WRITTEN TASK:
Quote the data below in full, please, without altering anything.

Start STORED RECORDS

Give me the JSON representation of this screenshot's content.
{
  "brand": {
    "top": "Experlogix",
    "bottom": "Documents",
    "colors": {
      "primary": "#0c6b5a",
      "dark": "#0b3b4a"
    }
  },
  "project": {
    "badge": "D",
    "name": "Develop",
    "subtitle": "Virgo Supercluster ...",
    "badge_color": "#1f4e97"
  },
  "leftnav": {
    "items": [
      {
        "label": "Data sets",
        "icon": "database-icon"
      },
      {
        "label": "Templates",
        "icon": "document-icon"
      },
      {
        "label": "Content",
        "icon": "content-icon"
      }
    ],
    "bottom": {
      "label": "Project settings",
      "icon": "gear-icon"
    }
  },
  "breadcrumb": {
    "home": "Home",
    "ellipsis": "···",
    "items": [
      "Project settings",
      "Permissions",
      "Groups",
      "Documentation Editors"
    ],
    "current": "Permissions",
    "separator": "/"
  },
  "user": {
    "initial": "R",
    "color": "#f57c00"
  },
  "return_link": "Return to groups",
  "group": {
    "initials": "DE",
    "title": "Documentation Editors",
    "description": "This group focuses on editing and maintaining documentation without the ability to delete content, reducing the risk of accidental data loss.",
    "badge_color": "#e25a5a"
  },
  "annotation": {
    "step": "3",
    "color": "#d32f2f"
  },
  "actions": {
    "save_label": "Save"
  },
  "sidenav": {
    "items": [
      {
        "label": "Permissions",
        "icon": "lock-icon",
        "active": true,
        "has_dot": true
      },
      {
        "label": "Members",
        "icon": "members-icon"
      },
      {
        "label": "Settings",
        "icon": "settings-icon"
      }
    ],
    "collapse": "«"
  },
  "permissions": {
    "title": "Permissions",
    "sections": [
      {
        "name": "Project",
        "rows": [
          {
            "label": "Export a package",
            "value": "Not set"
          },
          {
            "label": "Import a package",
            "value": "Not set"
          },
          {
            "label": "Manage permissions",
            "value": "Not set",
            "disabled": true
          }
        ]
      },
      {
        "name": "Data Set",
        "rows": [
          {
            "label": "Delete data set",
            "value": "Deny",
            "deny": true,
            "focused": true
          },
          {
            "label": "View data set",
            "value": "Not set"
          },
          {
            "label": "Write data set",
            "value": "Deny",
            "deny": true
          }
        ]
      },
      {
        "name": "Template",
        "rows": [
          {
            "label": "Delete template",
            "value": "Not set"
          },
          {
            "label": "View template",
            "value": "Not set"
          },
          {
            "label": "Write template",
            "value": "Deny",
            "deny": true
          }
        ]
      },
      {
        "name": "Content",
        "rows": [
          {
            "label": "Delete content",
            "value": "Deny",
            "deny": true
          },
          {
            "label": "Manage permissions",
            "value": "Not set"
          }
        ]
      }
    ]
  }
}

End STORED RECORDS

RESULT:
Give me the JSON representation of this screenshot's content.
{
  "brand": {
    "top": "Experlogix",
    "bottom": "Documents",
    "colors": {
      "primary": "#0c6b5a",
      "dark": "#0b3b4a"
    }
  },
  "project": {
    "badge": "D",
    "name": "Develop",
    "subtitle": "Virgo Supercluster ...",
    "badge_color": "#1f4e97"
  },
  "leftnav": {
    "items": [
      {
        "label": "Data sets",
        "icon": "database-icon"
      },
      {
        "label": "Templates",
        "icon": "document-icon"
      },
      {
        "label": "Content",
        "icon": "content-icon"
      }
    ],
    "bottom": {
      "label": "Project settings",
      "icon": "gear-icon"
    }
  },
  "breadcrumb": {
    "home": "Home",
    "ellipsis": "···",
    "items": [
      "Project settings",
      "Permissions",
      "Groups",
      "Documentation Editors"
    ],
    "current": "Permissions",
    "separator": "/"
  },
  "user": {
    "initial": "R",
    "color": "#f57c00"
  },
  "return_link": "Return to groups",
  "group": {
    "initials": "DE",
    "title": "Documentation Editors",
    "description": "This group focuses on editing and maintaining documentation without the ability to delete content, reducing the risk of accidental data loss.",
    "badge_color": "#e25a5a"
  },
  "annotation": {
    "step": "3",
    "color": "#d32f2f"
  },
  "actions": {
    "save_label": "Save"
  },
  "sidenav": {
    "items": [
      {
        "label": "Permissions",
        "icon": "lock-icon",
        "active": true,
        "has_dot": true
      },
      {
        "label": "Members",
        "icon": "members-icon"
      },
      {
        "label": "Settings",
        "icon": "settings-icon"
      }
    ],
    "collapse": "«"
  },
  "permissions": {
    "title": "Permissions",
    "sections": [
      {
        "name": "Project",
        "rows": [
          {
            "label": "Export a package",
            "value": "Not set"
          },
          {
            "label": "Import a package",
            "value": "Not set"
          },
          {
            "label": "Manage permissions",
            "value": "Not set",
            "disabled": true
          }
        ]
      },
      {
        "name": "Data Set",
        "rows": [
          {
            "label": "Delete data set",
            "value": "Deny",
            "deny": true,
            "focused": true
          },
          {
            "label": "View data set",
            "value": "Not set"
          },
          {
            "label": "Write data set",
            "value": "Deny",
            "deny": true
          }
        ]
      },
      {
        "name": "Template",
        "rows": [
          {
            "label": "Delete template",
            "value": "Not set"
          },
          {
            "label": "View template",
            "value": "Not set"
          },
          {
            "label": "Write template",
            "value": "Deny",
            "deny": true
          }
        ]
      },
      {
        "name": "Content",
        "rows": [
          {
            "label": "Delete content",
            "value": "Deny",
            "deny": true
          },
          {
            "label": "Manage permissions",
            "value": "Not set"
          }
        ]
      }
    ]
  }
}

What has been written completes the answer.